Given instruction A:
Can you rewrite the paragraph in the cloud computing article below that begins "The pay-as-you-go model" as a short bulleted list that keeps its main facts?
Given instruction B:
Could you carry the cloud computing article below forward from its last sentence?

Given text:
It’s been a while since the last article, so it’s time to write another one. This is a standalone piece, separate from our original series.
This article covers what cloud computing actually is, how it works, and what makes it different, written for people with no technical background.
The article also includes some personal opinions and a principle you can apply to your cloud setup to improve performance and tighten your bill.
Cloud
A cloud is basically a massive collection of computers and virtualized infrastructure housed in data centers. Large companies rent out these computers, along with other services like storage, databases, and networking, on monthly, yearly, or pay-as-you-go models.
Virtualization is technology that lets one physical computer act like multiple separate computers. It uses software (called a hypervisor) to divide the machine’s resources.
So in simple terms, you’re using someone else’s computer, from anywhere, at any time. But these aren’t just raw machines sitting in a rack, they run powerful virtualization technology, meaning you choose exactly how much compute, memory, and storage you need, and scale it up or down as your needs change.
Compute refers to the processing power of a system, mainly provided by the CPU and GPU, used to perform calculations and run applications.
On paper, cloud is sold as dynamic, flexible, and cost-efficient. And it can be, but only if you manage it well.
The pay-as-you-go model is a double-edged sword. Leave a service running that you forgot about, misconfigure your storage, or underestimate your traffic, and that “cheap” cloud bill can easily hit four figures a month.
So yeah, that’s cloud, no need to hype it that much. It’s just a bigger, more powerful computer than yours, with virtualization software partitioning it so many people can use it at the same time instead of just one person.
Does a VPS Make Any Difference?
A VPS, or Virtual Private Server, is actually a cloud product. It’s one of the oldest and most straightforward forms of cloud computing, you rent a virtualized slice of a physical server, get root access, and do whatever you want with it.
Root access means a user can access everything and has the right to do whatever they want on the server.
The difference comes down to scale and flexibility. A VPS is fixed, you pick a plan, you get a set amount of CPU, RAM, and storage, and that’s it until you manually upgrade.

Source excerpt:
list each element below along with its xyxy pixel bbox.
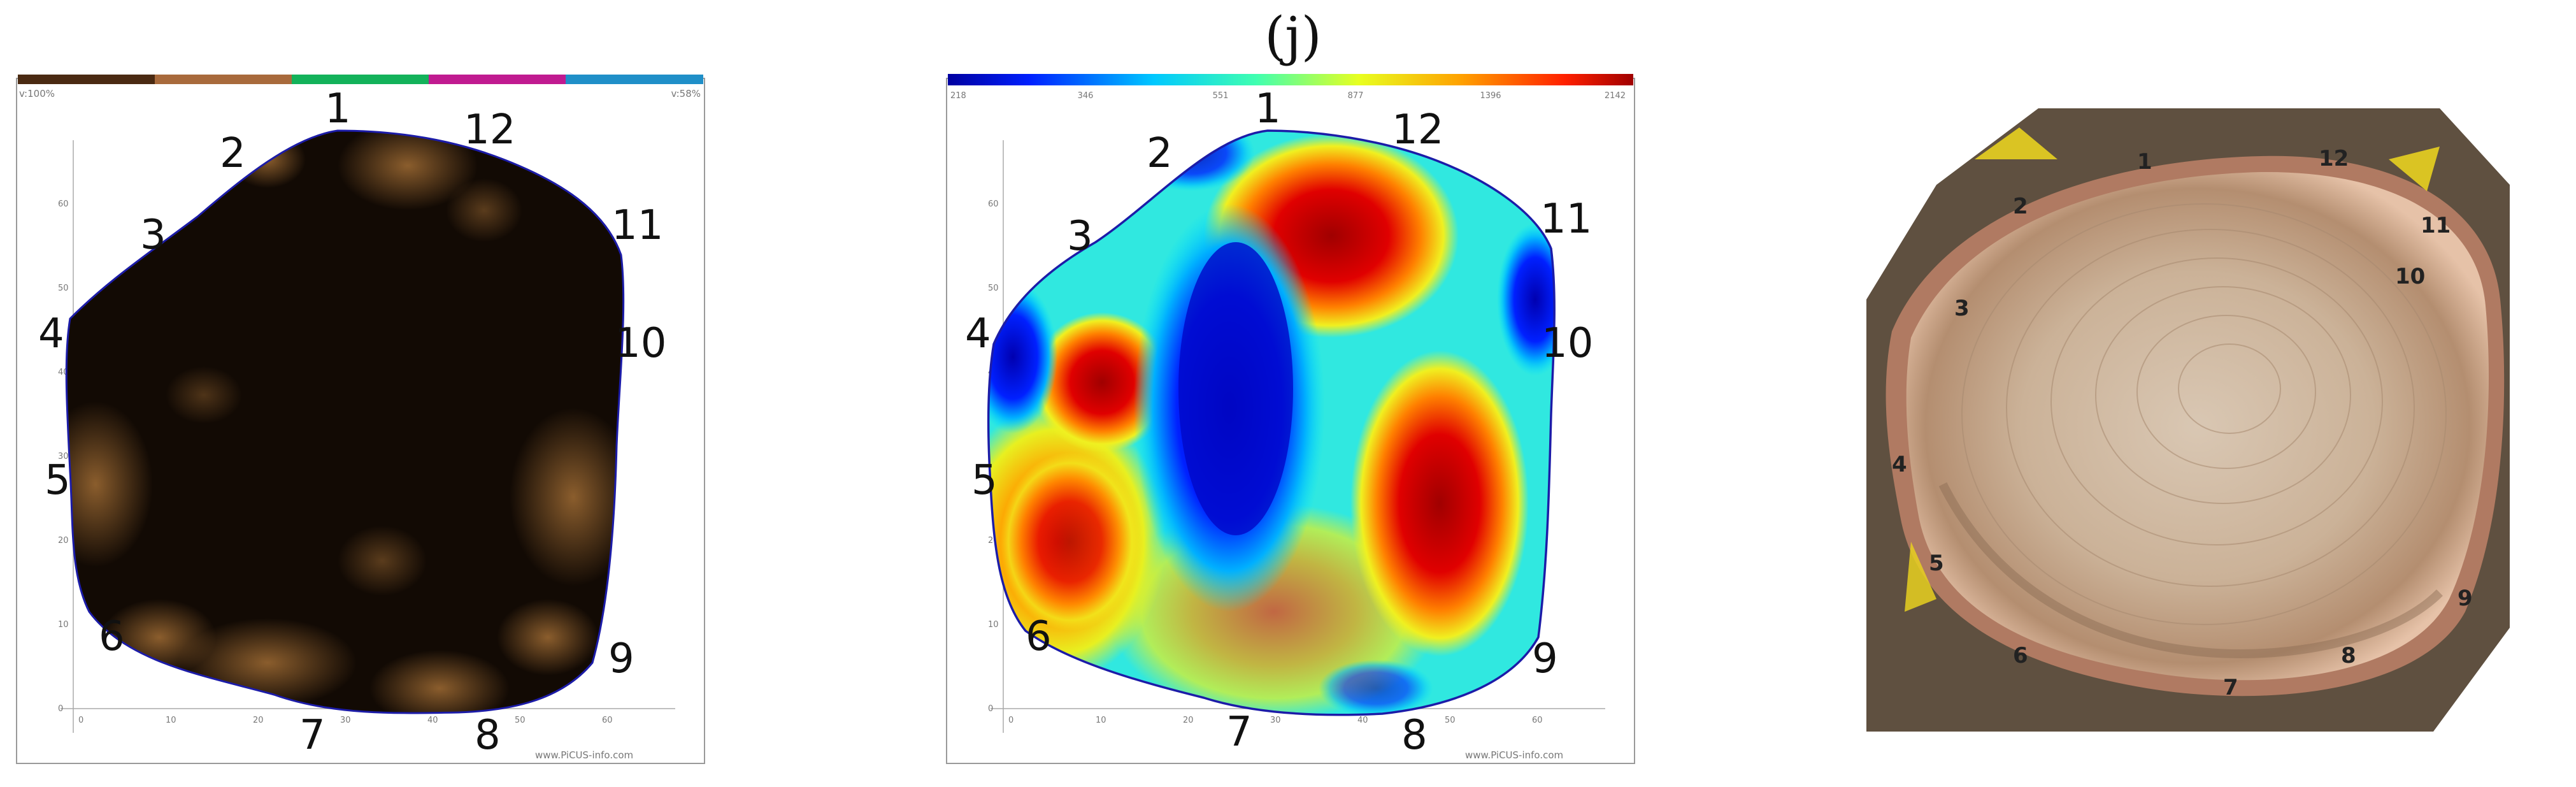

Output A:
- The pay-as-you-go model cuts both ways.
- A forgotten running service, misconfigured storage, or underestimated traffic can push a "cheap" cloud bill to four figures a month.

Output B:
Traditional cloud platforms like AWS or Azure go further with dynamic scaling (automatically adding or removing resources based on demand), managed services, load balancers, serverless functions, and hundreds of other tools built on top of raw compute.
Load balancers help distribute traffic across multiple servers so that none of them get overloaded. Serverless means you run code without managing servers; the provider handles the infrastructure.
So if cloud is a full toolbox, a VPS is just one tool from it; a reliable, simple, cheap tool, but still just one.
But honestly, a VPS is probably all you need. Most of the tools, services, and flexibility that big cloud platforms offer are just overkill for the average use case. You don’t need dynamic pricing or hundreds of managed services for a simple blog or personal project.
But once you need your infrastructure to grow automatically, handle global traffic, or plug into managed databases and AI services, that’s when the broader cloud ecosystem starts making sense.
Short answer: a VPS is cloud, just without the fancy tools and dynamic features.
If Cloud Is Just a Bunch of Servers, Why Is It So Popular Now?
The answer is convenience and timing.
Before cloud, if you wanted to run a service, you bought physical servers, rented rack space in a data center, hired people to maintain them, and prayed nothing broke at 2am. That’s expensive, slow, and painful. Cloud removed all of that, spin up a server in two minutes, pay for what you use, and someone else handles the hardware.
To be fair, dedicated servers and VPS still have solid support in 2026. When you buy a server from a company, it comes with their support, maintenance, and responsibility. The difference kicks in only if you go full self-hosted, build your own hardware from scratch, and everything is on you.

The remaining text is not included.